### Task statement
Sort through the data and copy the lines holding the word "Atmospheric".

Figure record extracts:

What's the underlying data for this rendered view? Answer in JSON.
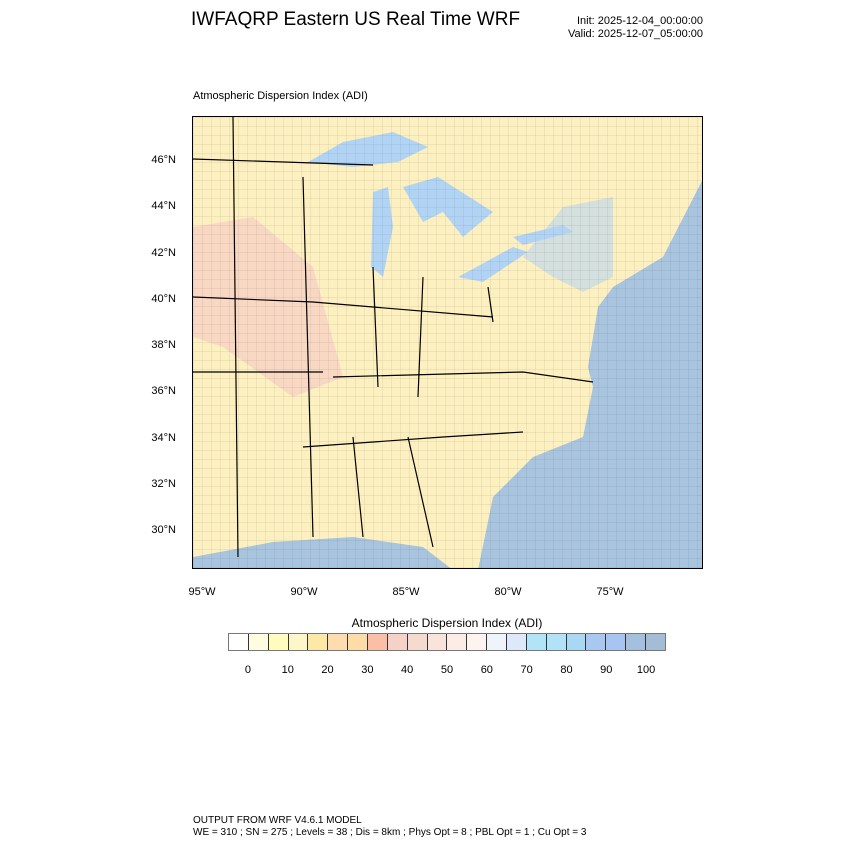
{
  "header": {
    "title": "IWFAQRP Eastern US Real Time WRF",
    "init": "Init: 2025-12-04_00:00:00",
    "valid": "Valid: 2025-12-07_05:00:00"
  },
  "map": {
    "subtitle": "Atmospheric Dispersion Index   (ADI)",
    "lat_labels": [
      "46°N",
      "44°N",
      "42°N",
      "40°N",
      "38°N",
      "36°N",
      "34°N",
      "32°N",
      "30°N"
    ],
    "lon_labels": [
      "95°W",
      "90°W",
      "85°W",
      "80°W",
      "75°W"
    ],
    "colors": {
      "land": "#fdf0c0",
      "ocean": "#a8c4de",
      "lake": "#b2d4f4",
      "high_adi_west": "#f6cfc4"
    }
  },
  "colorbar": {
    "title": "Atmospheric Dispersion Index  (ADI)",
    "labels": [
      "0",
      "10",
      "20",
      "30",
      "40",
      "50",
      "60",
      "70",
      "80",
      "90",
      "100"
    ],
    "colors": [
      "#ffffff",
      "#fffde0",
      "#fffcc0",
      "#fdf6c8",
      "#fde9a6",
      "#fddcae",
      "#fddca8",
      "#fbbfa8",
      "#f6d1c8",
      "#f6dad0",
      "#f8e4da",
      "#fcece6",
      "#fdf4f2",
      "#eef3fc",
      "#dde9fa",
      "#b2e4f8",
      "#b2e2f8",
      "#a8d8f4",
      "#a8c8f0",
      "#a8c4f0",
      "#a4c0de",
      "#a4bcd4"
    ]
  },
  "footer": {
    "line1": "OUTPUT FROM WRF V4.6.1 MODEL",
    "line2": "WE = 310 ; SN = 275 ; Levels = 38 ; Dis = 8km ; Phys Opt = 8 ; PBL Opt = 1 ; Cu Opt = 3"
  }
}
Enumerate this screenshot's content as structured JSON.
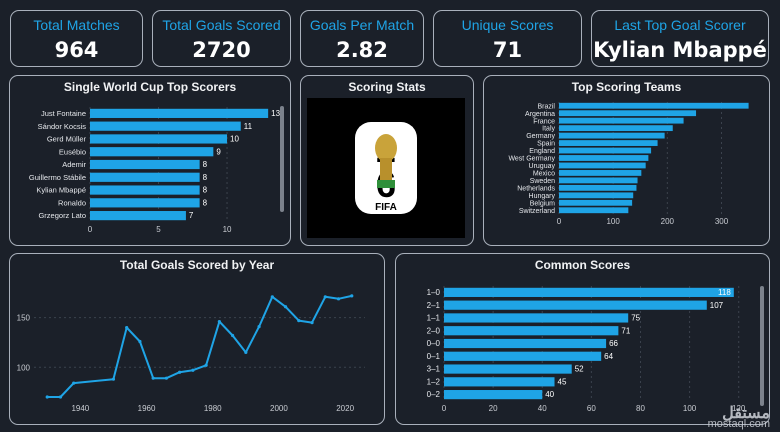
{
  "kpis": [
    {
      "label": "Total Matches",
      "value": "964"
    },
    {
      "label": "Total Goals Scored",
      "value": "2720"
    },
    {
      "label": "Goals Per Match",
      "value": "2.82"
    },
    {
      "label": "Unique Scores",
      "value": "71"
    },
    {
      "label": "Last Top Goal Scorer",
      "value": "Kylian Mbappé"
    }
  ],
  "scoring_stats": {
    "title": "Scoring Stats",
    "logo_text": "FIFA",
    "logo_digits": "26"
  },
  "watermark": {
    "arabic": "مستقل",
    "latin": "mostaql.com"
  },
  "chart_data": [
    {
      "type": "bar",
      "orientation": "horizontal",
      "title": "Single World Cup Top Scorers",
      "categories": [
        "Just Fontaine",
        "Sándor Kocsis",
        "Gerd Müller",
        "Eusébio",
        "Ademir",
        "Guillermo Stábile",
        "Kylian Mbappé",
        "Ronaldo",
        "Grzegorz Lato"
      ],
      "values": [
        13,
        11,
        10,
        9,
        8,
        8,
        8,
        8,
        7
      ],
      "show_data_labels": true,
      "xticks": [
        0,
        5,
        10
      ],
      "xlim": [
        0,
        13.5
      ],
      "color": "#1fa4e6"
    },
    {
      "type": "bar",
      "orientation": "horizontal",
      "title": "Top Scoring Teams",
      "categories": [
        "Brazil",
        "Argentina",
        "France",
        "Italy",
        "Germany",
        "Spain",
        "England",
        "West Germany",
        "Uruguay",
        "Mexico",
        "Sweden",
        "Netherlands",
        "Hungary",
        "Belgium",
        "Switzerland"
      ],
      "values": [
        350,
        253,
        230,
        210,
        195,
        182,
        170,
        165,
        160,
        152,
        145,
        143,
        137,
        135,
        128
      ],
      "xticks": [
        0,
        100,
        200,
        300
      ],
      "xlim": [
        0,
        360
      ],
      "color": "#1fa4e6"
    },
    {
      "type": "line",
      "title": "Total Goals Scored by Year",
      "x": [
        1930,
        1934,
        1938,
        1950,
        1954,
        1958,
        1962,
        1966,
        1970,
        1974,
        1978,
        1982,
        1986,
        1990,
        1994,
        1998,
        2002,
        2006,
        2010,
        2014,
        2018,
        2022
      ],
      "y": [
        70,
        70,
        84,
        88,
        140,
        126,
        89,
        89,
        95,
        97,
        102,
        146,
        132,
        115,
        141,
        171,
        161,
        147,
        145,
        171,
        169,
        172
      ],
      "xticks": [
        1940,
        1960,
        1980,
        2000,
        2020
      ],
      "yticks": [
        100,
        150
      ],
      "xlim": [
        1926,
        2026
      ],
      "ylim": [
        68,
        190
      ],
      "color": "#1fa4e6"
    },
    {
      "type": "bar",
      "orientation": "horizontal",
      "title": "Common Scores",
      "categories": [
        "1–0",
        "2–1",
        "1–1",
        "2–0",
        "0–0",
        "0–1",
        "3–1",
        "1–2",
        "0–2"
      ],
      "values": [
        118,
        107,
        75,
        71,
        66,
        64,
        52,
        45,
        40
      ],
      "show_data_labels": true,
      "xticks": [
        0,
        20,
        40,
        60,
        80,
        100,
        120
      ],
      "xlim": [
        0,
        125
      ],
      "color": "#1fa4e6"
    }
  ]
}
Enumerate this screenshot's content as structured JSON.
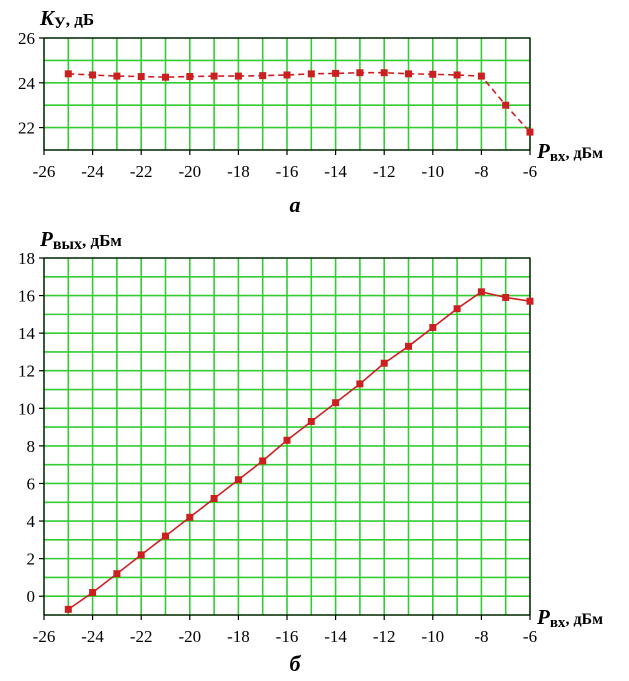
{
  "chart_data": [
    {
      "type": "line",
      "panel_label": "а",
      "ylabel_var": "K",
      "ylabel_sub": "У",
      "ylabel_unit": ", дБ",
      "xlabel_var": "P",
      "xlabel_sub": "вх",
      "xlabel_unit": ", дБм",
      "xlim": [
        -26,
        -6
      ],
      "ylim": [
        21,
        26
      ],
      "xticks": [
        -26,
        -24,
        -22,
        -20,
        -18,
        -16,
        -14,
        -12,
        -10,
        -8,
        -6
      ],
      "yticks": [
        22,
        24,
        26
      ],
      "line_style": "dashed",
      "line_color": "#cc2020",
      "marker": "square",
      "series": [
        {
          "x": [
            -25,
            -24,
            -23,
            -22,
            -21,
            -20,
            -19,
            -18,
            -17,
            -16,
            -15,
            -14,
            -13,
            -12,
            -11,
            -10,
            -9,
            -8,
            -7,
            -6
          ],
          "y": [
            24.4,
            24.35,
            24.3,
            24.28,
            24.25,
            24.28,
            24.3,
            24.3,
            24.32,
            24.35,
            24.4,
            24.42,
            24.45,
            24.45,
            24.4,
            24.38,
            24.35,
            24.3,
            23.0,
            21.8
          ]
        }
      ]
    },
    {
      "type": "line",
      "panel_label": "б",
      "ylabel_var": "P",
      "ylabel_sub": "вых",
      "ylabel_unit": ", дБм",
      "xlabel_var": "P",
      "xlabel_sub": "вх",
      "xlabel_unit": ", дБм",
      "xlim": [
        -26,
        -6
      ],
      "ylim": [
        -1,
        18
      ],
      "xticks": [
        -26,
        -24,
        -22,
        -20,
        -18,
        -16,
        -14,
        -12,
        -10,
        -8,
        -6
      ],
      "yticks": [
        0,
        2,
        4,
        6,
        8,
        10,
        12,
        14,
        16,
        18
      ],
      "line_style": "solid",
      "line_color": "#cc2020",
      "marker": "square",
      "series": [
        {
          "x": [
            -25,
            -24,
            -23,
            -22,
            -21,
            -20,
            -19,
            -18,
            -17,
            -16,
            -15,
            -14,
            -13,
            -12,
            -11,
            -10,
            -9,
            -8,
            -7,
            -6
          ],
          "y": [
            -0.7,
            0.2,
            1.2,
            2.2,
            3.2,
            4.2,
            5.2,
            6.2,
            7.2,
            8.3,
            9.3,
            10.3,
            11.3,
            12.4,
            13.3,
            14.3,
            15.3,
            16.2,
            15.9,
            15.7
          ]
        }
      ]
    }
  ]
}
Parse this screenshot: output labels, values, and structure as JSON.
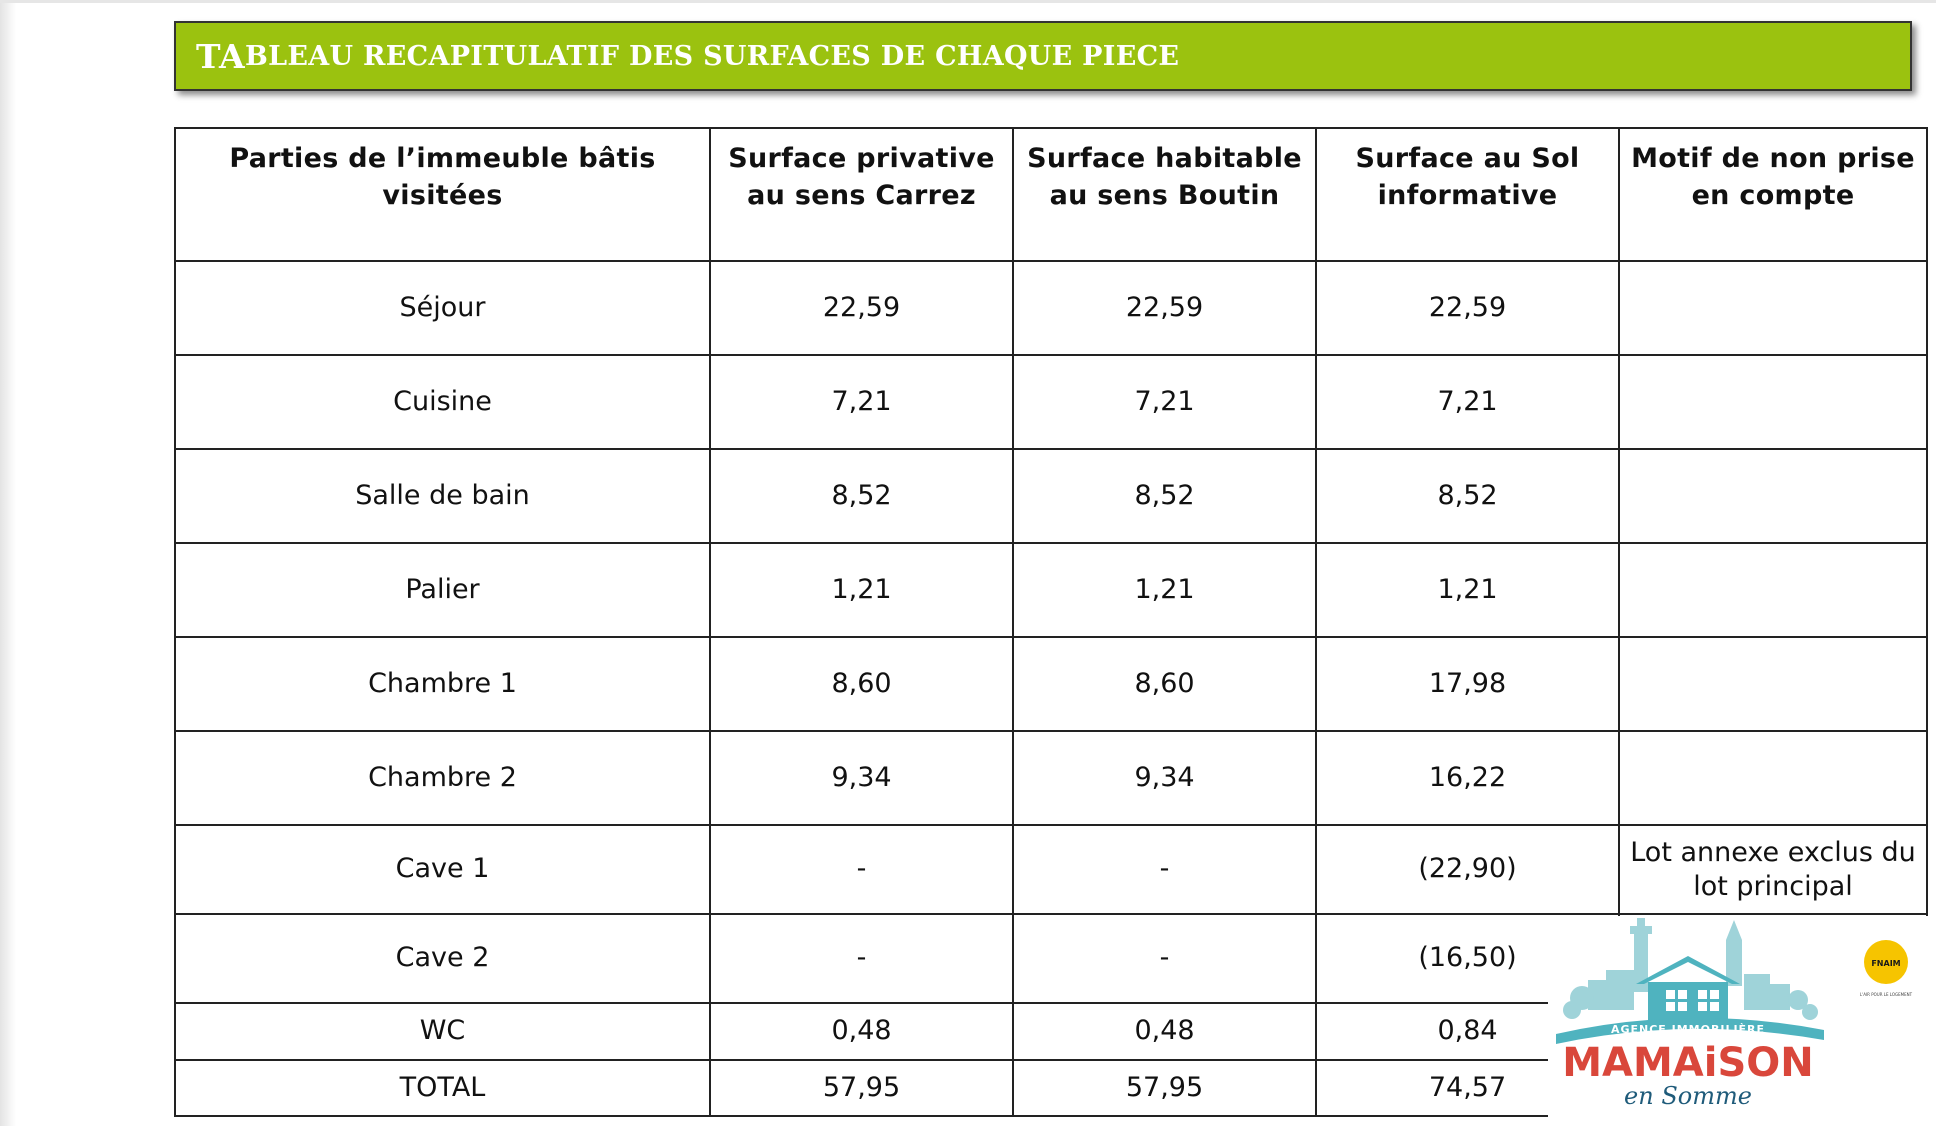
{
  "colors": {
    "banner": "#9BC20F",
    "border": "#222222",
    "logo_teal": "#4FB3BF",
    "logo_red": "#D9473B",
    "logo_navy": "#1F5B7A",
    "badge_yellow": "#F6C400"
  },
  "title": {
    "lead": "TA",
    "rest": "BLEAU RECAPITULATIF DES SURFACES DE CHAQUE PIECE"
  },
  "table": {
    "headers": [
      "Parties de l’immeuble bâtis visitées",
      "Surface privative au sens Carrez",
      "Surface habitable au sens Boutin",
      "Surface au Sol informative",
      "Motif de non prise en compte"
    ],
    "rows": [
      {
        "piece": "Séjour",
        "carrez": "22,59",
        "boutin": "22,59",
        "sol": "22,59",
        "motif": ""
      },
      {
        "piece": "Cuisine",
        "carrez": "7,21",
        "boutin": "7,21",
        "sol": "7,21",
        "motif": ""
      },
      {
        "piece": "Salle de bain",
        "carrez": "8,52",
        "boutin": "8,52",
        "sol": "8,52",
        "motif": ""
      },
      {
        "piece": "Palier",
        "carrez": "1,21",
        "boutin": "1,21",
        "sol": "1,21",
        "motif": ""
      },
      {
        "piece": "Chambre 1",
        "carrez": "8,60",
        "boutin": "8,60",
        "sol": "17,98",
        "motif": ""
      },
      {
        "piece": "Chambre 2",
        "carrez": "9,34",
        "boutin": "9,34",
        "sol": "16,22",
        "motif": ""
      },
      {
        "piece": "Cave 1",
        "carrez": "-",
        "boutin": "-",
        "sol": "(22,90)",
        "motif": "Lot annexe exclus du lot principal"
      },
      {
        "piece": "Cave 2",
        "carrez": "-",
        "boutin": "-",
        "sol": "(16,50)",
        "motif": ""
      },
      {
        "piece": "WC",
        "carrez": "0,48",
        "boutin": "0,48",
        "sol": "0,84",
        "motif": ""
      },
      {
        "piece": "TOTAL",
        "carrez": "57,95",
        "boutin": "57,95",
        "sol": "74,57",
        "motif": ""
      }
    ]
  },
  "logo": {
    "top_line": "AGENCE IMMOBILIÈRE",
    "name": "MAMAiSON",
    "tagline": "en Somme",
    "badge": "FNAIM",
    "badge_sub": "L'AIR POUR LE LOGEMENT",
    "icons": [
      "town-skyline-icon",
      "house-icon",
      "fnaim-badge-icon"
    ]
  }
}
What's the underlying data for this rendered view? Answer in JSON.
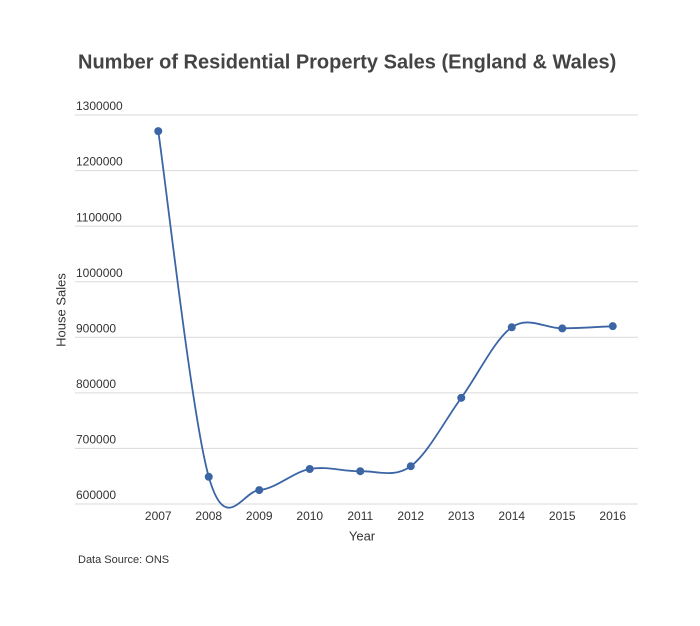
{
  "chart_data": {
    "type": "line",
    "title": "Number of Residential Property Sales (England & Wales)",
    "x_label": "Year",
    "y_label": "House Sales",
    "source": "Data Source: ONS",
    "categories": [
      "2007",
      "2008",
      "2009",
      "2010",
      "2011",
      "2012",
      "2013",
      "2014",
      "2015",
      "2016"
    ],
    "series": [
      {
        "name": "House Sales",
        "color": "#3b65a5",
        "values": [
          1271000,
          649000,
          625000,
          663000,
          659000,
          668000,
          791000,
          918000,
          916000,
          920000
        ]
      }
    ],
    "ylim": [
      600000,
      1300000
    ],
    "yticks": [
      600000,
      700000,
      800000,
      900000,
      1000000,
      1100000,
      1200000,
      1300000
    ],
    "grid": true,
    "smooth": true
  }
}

### Output of the task
    "subtitle": "Atmospheric Dispersion Index   (ADI)",
    "title": "Atmospheric Dispersion Index  (ADI)",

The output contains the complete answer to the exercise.